▶ [Record excerpts]:

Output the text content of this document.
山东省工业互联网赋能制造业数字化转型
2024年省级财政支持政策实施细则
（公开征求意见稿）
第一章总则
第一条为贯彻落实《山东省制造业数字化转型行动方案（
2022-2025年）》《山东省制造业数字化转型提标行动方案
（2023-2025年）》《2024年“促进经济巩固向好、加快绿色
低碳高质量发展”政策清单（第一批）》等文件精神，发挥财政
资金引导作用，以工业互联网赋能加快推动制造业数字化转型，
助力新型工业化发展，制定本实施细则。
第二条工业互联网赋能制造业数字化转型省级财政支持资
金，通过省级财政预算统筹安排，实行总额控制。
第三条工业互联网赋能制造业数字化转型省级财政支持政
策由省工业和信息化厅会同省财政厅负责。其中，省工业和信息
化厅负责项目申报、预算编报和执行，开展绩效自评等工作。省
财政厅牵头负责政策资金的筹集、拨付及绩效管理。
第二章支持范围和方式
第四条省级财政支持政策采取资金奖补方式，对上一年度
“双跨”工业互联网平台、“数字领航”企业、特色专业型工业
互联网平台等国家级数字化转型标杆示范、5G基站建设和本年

▶ [Set task]: Go through the entries and repeat each one exactly.

▶ [The solution]:
Output the text content of this document.
山东省工业互联网赋能制造业数字化转型
2024年省级财政支持政策实施细则
（公开征求意见稿）
第一章总则
第一条为贯彻落实《山东省制造业数字化转型行动方案（
2022-2025年）》《山东省制造业数字化转型提标行动方案
（2023-2025年）》《2024年“促进经济巩固向好、加快绿色
低碳高质量发展”政策清单（第一批）》等文件精神，发挥财政
资金引导作用，以工业互联网赋能加快推动制造业数字化转型，
助力新型工业化发展，制定本实施细则。
第二条工业互联网赋能制造业数字化转型省级财政支持资
金，通过省级财政预算统筹安排，实行总额控制。
第三条工业互联网赋能制造业数字化转型省级财政支持政
策由省工业和信息化厅会同省财政厅负责。其中，省工业和信息
化厅负责项目申报、预算编报和执行，开展绩效自评等工作。省
财政厅牵头负责政策资金的筹集、拨付及绩效管理。
第二章支持范围和方式
第四条省级财政支持政策采取资金奖补方式，对上一年度
“双跨”工业互联网平台、“数字领航”企业、特色专业型工业
互联网平台等国家级数字化转型标杆示范、5G基站建设和本年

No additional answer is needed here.